- [What to do]:
Wherever "abajo" turns up in the entries, copy out the line that holds it.

- [Supplied information]:
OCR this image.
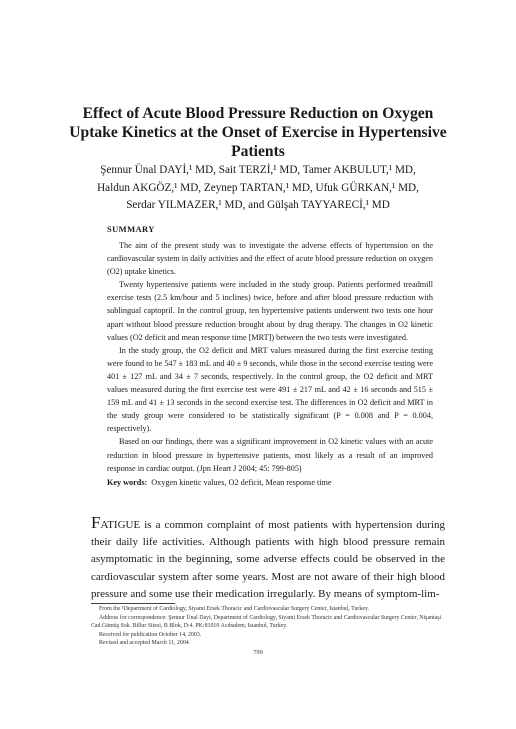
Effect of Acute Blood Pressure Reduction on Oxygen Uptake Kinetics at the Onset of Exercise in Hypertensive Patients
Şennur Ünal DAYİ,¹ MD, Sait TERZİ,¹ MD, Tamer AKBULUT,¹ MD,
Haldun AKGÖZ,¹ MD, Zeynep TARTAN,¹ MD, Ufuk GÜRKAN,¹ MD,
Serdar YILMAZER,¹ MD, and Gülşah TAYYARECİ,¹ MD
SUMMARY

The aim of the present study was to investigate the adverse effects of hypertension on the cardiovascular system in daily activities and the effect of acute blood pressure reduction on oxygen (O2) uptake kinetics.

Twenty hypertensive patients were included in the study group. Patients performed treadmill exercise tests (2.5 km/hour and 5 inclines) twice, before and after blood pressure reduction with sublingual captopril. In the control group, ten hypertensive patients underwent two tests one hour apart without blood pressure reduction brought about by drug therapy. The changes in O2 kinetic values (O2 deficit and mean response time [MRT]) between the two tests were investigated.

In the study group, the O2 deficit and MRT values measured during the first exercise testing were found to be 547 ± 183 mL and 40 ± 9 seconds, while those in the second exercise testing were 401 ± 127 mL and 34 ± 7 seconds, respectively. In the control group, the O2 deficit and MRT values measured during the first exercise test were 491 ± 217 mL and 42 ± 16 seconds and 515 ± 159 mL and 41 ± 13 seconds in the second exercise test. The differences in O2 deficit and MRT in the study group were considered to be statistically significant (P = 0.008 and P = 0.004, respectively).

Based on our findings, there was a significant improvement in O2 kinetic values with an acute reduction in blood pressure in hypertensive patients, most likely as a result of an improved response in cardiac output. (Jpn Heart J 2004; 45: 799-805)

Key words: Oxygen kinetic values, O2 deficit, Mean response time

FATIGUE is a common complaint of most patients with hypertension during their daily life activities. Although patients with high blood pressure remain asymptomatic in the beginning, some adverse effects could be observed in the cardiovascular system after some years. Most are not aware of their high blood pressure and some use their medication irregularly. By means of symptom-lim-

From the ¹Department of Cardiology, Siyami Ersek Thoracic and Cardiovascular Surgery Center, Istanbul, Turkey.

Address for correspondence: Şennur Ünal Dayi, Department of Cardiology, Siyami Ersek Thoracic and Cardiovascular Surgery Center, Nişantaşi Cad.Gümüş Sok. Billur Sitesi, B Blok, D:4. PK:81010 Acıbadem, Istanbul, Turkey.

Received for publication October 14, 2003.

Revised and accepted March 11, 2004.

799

==

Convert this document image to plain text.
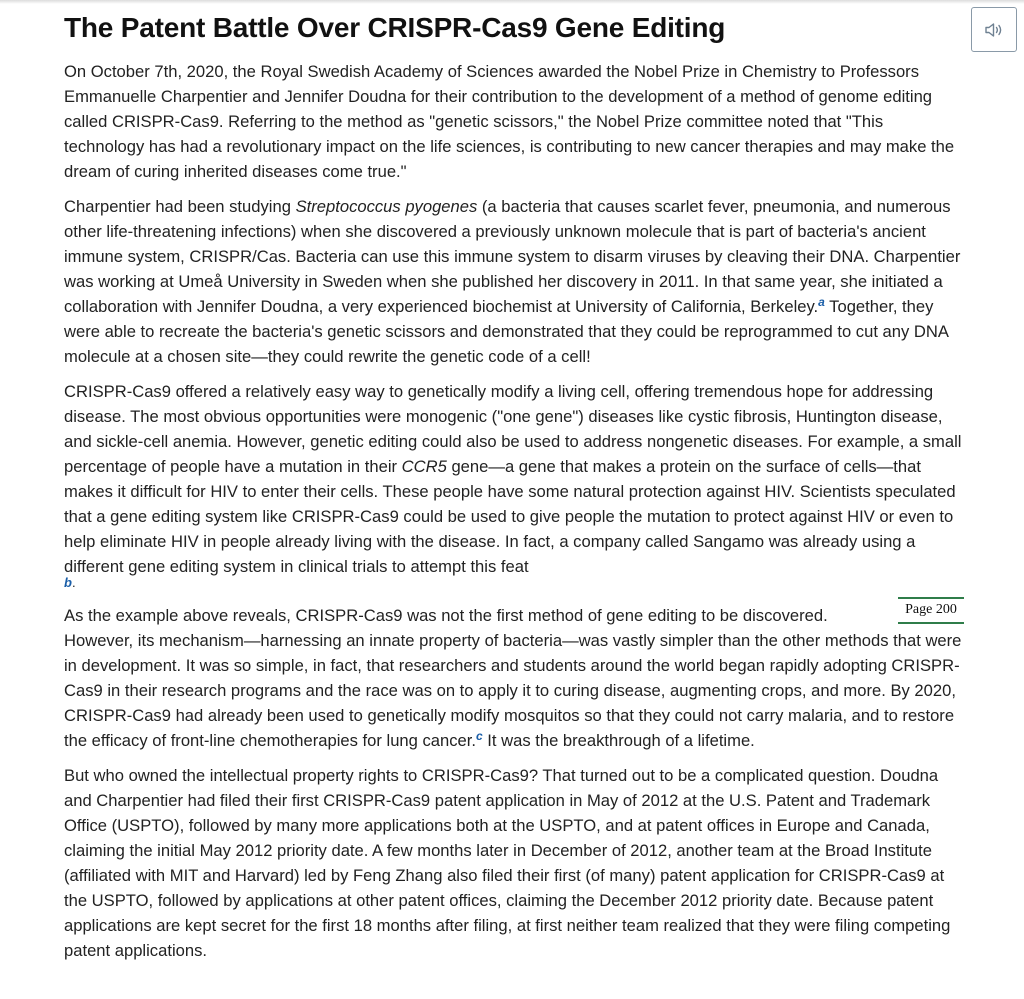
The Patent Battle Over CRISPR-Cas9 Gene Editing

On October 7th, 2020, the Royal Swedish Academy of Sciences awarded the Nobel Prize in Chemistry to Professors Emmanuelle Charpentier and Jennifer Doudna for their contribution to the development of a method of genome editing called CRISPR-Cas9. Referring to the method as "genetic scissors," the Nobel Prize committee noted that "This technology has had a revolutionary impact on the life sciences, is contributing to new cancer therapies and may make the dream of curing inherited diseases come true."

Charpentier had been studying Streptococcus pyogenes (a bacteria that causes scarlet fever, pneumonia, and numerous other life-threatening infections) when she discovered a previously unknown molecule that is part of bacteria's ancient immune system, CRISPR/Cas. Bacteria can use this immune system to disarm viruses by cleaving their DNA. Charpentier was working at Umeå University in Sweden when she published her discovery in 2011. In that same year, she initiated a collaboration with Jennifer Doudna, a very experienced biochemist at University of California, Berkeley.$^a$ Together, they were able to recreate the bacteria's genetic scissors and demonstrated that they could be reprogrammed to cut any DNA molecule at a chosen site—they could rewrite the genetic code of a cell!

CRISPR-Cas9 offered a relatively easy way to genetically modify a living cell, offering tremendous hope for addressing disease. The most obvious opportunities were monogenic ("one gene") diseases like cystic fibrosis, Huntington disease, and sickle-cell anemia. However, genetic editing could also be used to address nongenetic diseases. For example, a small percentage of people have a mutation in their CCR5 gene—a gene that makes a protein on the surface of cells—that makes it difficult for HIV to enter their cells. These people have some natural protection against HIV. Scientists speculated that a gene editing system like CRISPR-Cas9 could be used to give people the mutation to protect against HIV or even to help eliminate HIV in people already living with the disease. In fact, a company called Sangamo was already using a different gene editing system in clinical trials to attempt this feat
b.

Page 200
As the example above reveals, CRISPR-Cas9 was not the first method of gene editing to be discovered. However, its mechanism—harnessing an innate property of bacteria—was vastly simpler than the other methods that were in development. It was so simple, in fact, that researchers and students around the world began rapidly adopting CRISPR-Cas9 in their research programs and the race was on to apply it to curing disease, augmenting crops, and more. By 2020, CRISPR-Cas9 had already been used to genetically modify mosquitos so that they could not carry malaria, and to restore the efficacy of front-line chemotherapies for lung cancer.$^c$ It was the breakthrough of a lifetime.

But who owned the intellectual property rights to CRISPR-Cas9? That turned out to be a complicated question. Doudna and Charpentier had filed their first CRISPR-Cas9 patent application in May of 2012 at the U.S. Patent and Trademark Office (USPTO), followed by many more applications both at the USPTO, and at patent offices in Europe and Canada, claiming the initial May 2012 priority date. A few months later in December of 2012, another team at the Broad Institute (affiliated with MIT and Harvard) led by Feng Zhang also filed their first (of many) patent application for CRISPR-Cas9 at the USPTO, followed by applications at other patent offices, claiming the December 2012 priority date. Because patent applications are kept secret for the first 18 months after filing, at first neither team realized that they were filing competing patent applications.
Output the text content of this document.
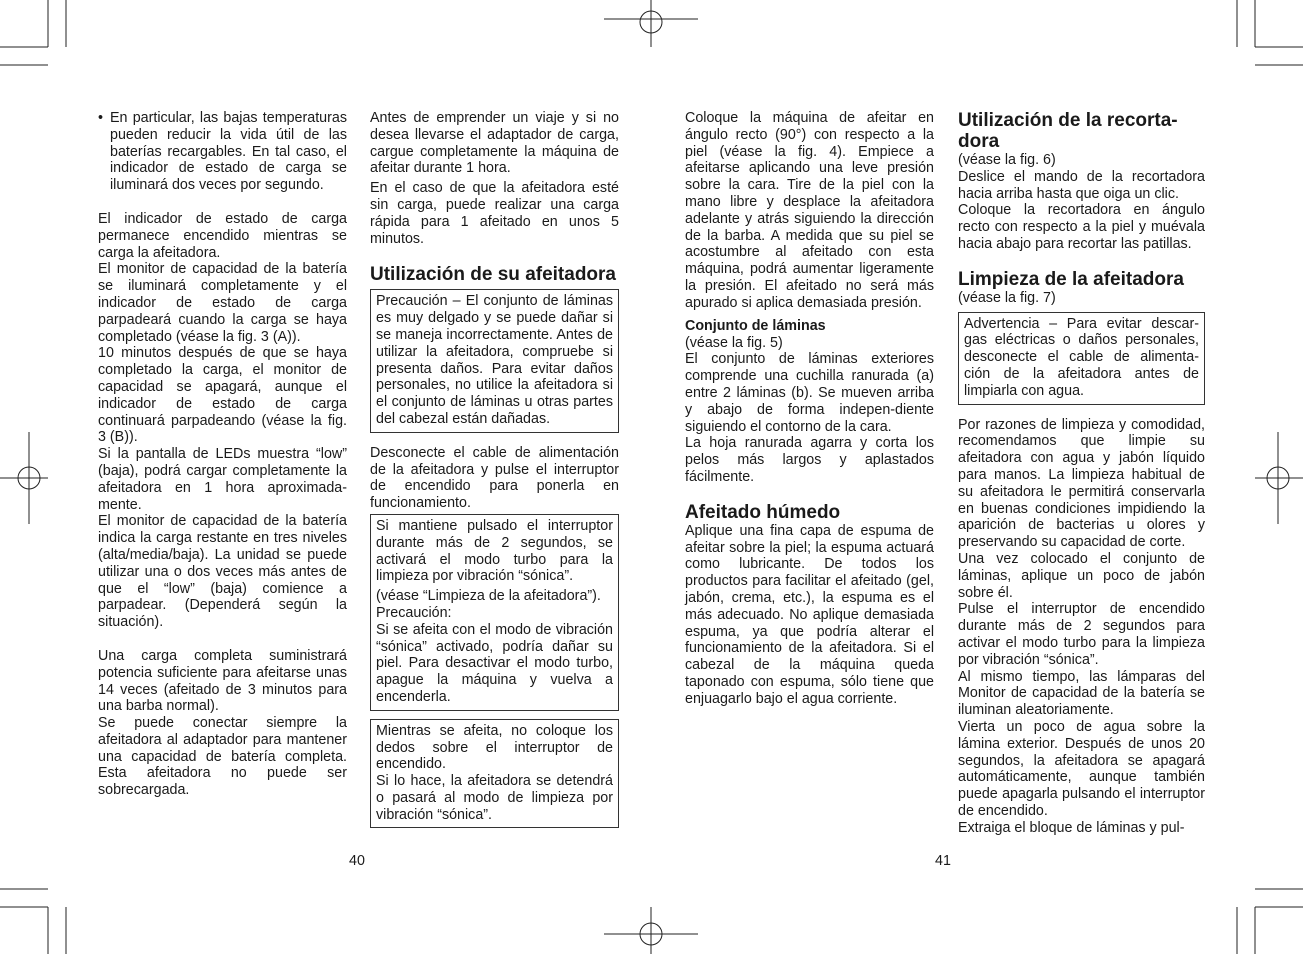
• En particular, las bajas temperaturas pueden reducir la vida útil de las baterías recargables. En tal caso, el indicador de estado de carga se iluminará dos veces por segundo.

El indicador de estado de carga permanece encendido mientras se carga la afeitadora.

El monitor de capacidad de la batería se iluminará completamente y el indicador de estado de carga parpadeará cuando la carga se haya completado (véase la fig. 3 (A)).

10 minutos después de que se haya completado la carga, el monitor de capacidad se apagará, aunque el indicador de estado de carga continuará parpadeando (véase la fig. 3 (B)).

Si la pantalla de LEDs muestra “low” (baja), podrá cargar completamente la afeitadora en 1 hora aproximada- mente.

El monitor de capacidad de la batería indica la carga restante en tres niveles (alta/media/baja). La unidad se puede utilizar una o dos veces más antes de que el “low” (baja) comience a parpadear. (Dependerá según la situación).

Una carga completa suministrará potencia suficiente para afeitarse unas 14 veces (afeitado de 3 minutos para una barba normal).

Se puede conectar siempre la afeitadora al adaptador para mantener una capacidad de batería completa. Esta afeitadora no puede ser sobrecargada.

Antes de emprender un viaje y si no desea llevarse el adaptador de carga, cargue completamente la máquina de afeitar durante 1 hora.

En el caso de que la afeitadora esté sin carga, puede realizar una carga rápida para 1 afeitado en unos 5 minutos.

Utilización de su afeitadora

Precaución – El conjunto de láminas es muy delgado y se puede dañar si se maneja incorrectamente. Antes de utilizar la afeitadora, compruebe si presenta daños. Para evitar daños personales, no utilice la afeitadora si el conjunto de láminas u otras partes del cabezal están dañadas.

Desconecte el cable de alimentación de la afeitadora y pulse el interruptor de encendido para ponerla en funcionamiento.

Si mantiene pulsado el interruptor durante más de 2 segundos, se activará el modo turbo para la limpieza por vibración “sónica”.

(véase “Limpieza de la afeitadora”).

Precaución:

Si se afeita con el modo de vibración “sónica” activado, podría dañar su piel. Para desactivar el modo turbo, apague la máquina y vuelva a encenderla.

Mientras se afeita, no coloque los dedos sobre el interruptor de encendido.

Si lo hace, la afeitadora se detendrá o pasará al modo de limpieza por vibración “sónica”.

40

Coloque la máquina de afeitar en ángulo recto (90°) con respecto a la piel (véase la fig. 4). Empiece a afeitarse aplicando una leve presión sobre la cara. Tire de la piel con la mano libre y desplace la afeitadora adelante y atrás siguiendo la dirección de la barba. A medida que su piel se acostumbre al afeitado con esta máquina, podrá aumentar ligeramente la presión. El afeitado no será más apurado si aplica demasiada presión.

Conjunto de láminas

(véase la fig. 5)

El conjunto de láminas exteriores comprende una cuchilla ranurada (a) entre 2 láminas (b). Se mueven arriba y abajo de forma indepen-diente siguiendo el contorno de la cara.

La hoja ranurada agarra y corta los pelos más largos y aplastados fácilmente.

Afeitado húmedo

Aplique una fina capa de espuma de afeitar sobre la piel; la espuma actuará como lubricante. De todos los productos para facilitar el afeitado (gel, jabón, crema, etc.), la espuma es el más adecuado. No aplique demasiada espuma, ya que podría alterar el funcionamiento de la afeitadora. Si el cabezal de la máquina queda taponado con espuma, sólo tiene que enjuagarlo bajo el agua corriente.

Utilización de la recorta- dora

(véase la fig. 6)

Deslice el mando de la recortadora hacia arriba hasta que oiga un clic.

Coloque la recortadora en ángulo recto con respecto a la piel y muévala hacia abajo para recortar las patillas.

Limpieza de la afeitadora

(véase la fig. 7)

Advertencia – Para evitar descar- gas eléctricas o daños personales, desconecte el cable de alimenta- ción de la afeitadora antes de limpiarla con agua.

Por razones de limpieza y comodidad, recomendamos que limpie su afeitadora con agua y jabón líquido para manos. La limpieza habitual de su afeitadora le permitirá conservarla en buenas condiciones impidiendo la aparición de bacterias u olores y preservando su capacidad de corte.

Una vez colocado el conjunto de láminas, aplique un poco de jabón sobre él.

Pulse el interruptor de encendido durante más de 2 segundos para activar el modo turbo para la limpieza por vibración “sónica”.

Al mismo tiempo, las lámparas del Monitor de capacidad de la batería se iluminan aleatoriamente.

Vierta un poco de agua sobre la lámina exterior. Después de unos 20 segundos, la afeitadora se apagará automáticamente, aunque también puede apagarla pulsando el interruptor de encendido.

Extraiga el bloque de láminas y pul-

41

- [The answer]:
El conjunto de láminas exteriores comprende una cuchilla ranurada (a) entre 2 láminas (b). Se mueven arriba y abajo de forma indepen-diente siguiendo el contorno de la cara.
Coloque la recortadora en ángulo recto con respecto a la piel y muévala hacia abajo para recortar las patillas.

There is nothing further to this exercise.